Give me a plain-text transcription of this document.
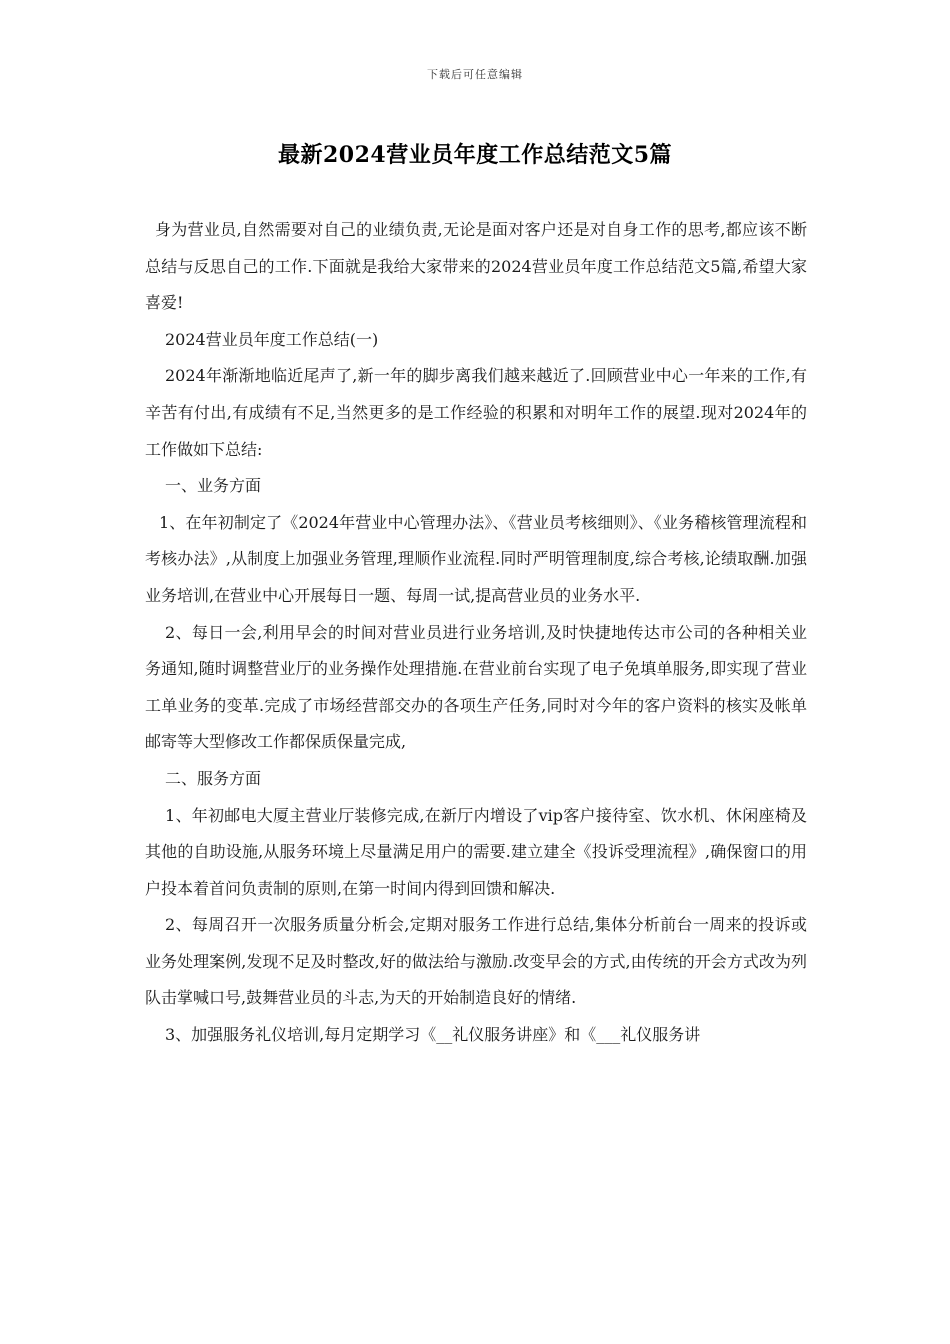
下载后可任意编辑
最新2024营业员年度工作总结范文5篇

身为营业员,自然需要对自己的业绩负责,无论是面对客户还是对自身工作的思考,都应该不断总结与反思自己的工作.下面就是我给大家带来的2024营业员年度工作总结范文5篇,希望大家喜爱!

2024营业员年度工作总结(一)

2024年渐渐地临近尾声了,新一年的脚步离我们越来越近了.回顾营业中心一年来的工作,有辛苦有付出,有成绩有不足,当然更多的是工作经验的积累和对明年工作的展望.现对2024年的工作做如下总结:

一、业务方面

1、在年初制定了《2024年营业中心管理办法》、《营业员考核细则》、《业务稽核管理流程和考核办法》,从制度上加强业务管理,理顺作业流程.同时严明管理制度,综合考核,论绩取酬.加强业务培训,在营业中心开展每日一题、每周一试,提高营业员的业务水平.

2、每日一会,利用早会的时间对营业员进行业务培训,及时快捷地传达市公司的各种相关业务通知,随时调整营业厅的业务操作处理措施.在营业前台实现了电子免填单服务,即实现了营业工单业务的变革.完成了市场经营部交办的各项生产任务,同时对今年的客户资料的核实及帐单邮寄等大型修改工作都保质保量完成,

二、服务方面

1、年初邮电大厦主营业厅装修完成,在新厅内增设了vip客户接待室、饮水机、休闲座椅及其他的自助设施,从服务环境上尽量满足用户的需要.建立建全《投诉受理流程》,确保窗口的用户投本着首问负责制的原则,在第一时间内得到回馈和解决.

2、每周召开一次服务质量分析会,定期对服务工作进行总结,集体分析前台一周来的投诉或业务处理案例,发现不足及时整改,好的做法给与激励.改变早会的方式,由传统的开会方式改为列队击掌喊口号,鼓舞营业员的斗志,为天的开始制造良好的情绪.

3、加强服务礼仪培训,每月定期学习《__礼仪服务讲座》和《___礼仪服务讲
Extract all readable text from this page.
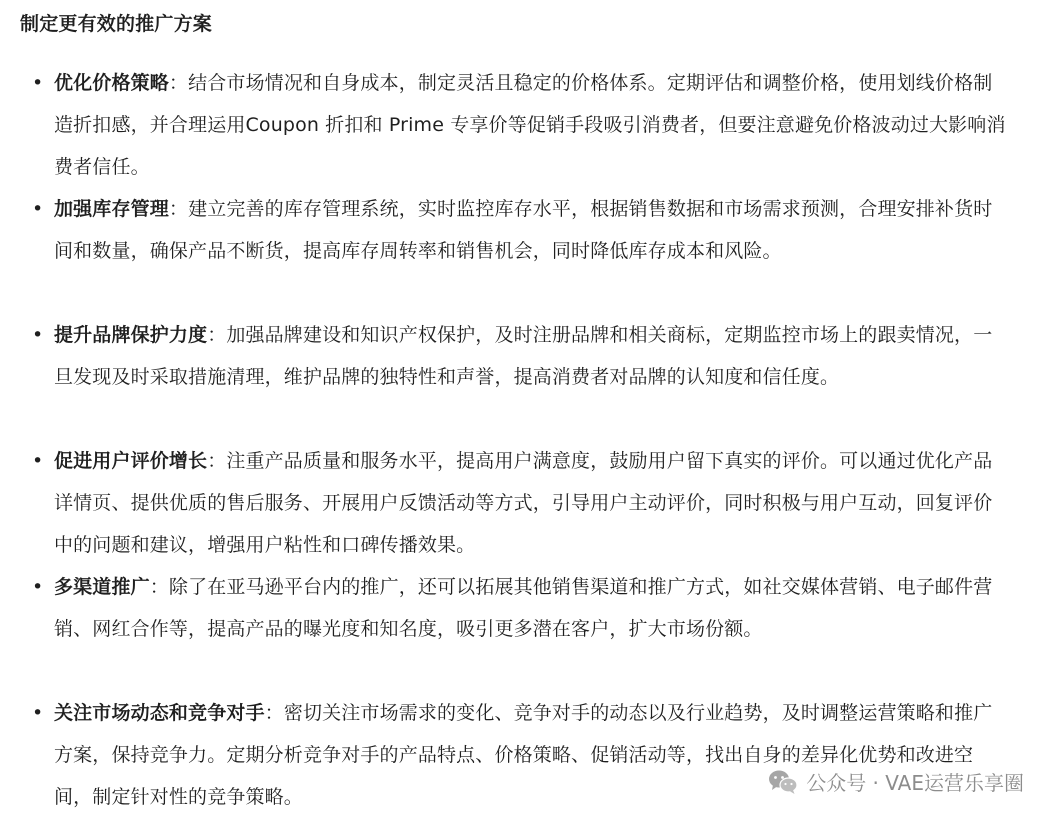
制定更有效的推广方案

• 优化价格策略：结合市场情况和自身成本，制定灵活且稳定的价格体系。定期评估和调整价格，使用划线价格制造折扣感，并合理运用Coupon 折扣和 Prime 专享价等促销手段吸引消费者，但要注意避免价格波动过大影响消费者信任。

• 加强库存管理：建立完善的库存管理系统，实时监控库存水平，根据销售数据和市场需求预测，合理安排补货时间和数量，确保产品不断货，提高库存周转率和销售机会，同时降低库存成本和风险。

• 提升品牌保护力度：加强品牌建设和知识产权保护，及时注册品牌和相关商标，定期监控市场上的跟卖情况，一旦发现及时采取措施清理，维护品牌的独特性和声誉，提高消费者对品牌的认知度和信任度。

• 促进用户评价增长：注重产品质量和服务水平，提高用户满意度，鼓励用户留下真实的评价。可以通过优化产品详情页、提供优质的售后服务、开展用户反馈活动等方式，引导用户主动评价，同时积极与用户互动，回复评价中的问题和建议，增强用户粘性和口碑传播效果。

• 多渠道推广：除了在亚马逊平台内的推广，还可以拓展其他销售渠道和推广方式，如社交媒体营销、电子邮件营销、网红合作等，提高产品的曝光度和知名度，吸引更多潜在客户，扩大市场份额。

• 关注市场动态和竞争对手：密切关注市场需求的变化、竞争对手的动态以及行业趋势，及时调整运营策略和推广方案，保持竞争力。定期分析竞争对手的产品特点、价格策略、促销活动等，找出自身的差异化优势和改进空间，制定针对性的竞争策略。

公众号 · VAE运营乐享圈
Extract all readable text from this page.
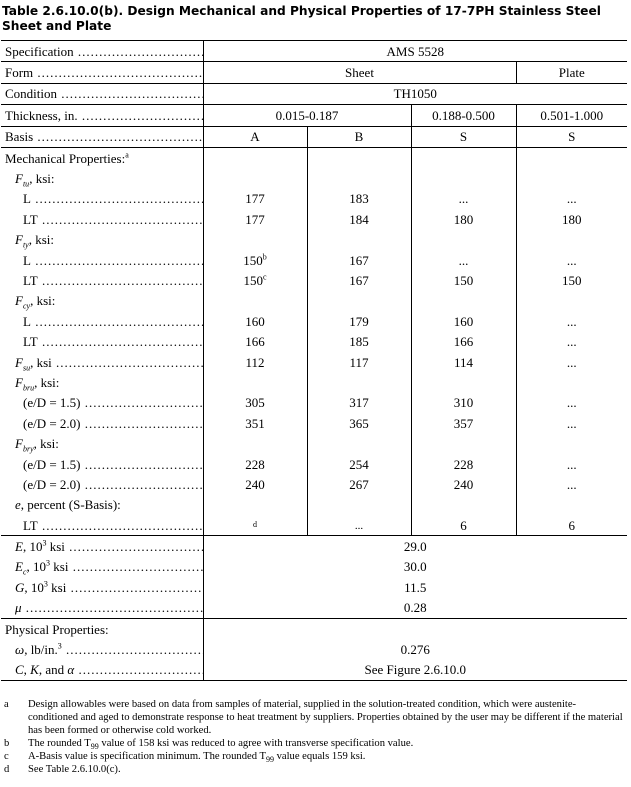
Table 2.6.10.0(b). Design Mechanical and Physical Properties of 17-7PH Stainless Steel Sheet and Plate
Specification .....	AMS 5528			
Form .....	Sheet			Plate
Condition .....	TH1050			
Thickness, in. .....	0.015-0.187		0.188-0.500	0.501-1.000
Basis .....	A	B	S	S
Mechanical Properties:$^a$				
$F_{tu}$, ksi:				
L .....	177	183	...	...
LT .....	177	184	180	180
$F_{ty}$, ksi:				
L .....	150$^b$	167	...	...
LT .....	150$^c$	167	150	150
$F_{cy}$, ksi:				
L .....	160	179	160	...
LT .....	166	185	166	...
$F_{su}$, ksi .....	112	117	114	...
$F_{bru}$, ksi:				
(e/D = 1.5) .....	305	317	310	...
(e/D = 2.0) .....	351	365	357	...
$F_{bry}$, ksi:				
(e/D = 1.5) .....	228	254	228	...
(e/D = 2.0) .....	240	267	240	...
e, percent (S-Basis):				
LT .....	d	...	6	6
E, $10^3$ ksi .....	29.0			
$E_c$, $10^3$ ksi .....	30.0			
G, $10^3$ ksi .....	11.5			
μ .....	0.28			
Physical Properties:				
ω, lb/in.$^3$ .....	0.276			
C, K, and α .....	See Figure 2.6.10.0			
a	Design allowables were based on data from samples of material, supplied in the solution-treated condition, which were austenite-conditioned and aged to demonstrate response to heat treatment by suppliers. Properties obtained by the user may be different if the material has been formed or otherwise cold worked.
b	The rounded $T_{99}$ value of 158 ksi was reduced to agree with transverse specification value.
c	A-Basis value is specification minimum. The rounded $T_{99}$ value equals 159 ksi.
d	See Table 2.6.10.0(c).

--------------------------------

### Exercise task
Pictures are excluded; copy all other data exactly as shown.

### Reply to the exercise
Give me a plain-text transcription of this document.
下载后可任意编辑
最新2024营业员年度工作总结范文5篇

身为营业员,自然需要对自己的业绩负责,无论是面对客户还是对自身工作的思考,都应该不断总结与反思自己的工作.下面就是我给大家带来的2024营业员年度工作总结范文5篇,希望大家喜爱!

2024营业员年度工作总结(一)

2024年渐渐地临近尾声了,新一年的脚步离我们越来越近了.回顾营业中心一年来的工作,有辛苦有付出,有成绩有不足,当然更多的是工作经验的积累和对明年工作的展望.现对2024年的工作做如下总结:

一、业务方面

1、在年初制定了《2024年营业中心管理办法》、《营业员考核细则》、《业务稽核管理流程和考核办法》,从制度上加强业务管理,理顺作业流程.同时严明管理制度,综合考核,论绩取酬.加强业务培训,在营业中心开展每日一题、每周一试,提高营业员的业务水平.

2、每日一会,利用早会的时间对营业员进行业务培训,及时快捷地传达市公司的各种相关业务通知,随时调整营业厅的业务操作处理措施.在营业前台实现了电子免填单服务,即实现了营业工单业务的变革.完成了市场经营部交办的各项生产任务,同时对今年的客户资料的核实及帐单邮寄等大型修改工作都保质保量完成,

二、服务方面

1、年初邮电大厦主营业厅装修完成,在新厅内增设了vip客户接待室、饮水机、休闲座椅及其他的自助设施,从服务环境上尽量满足用户的需要.建立建全《投诉受理流程》,确保窗口的用户投本着首问负责制的原则,在第一时间内得到回馈和解决.

2、每周召开一次服务质量分析会,定期对服务工作进行总结,集体分析前台一周来的投诉或业务处理案例,发现不足及时整改,好的做法给与激励.改变早会的方式,由传统的开会方式改为列队击掌喊口号,鼓舞营业员的斗志,为天的开始制造良好的情绪.

3、加强服务礼仪培训,每月定期学习《__礼仪服务讲座》和《___礼仪服务讲
Extract all readable text from this page.
制定更有效的推广方案

• 优化价格策略：结合市场情况和自身成本，制定灵活且稳定的价格体系。定期评估和调整价格，使用划线价格制造折扣感，并合理运用Coupon 折扣和 Prime 专享价等促销手段吸引消费者，但要注意避免价格波动过大影响消费者信任。

• 加强库存管理：建立完善的库存管理系统，实时监控库存水平，根据销售数据和市场需求预测，合理安排补货时间和数量，确保产品不断货，提高库存周转率和销售机会，同时降低库存成本和风险。

• 提升品牌保护力度：加强品牌建设和知识产权保护，及时注册品牌和相关商标，定期监控市场上的跟卖情况，一旦发现及时采取措施清理，维护品牌的独特性和声誉，提高消费者对品牌的认知度和信任度。

• 促进用户评价增长：注重产品质量和服务水平，提高用户满意度，鼓励用户留下真实的评价。可以通过优化产品详情页、提供优质的售后服务、开展用户反馈活动等方式，引导用户主动评价，同时积极与用户互动，回复评价中的问题和建议，增强用户粘性和口碑传播效果。

• 多渠道推广：除了在亚马逊平台内的推广，还可以拓展其他销售渠道和推广方式，如社交媒体营销、电子邮件营销、网红合作等，提高产品的曝光度和知名度，吸引更多潜在客户，扩大市场份额。

• 关注市场动态和竞争对手：密切关注市场需求的变化、竞争对手的动态以及行业趋势，及时调整运营策略和推广方案，保持竞争力。定期分析竞争对手的产品特点、价格策略、促销活动等，找出自身的差异化优势和改进空间，制定针对性的竞争策略。

公众号 · VAE运营乐享圈
Extract all readable text from this page.
Table 2.6.10.0(b). Design Mechanical and Physical Properties of 17-7PH Stainless Steel Sheet and Plate
Specification .....	AMS 5528			
Form .....	Sheet			Plate
Condition .....	TH1050			
Thickness, in. .....	0.015-0.187		0.188-0.500	0.501-1.000
Basis .....	A	B	S	S
Mechanical Properties:$^a$				
$F_{tu}$, ksi:				
L .....	177	183	...	...
LT .....	177	184	180	180
$F_{ty}$, ksi:				
L .....	150$^b$	167	...	...
LT .....	150$^c$	167	150	150
$F_{cy}$, ksi:				
L .....	160	179	160	...
LT .....	166	185	166	...
$F_{su}$, ksi .....	112	117	114	...
$F_{bru}$, ksi:				
(e/D = 1.5) .....	305	317	310	...
(e/D = 2.0) .....	351	365	357	...
$F_{bry}$, ksi:				
(e/D = 1.5) .....	228	254	228	...
(e/D = 2.0) .....	240	267	240	...
e, percent (S-Basis):				
LT .....	d	...	6	6
E, $10^3$ ksi .....	29.0			
$E_c$, $10^3$ ksi .....	30.0			
G, $10^3$ ksi .....	11.5			
μ .....	0.28			
Physical Properties:				
ω, lb/in.$^3$ .....	0.276			
C, K, and α .....	See Figure 2.6.10.0			
a	Design allowables were based on data from samples of material, supplied in the solution-treated condition, which were austenite-conditioned and aged to demonstrate response to heat treatment by suppliers. Properties obtained by the user may be different if the material has been formed or otherwise cold worked.
b	The rounded $T_{99}$ value of 158 ksi was reduced to agree with transverse specification value.
c	A-Basis value is specification minimum. The rounded $T_{99}$ value equals 159 ksi.
d	See Table 2.6.10.0(c).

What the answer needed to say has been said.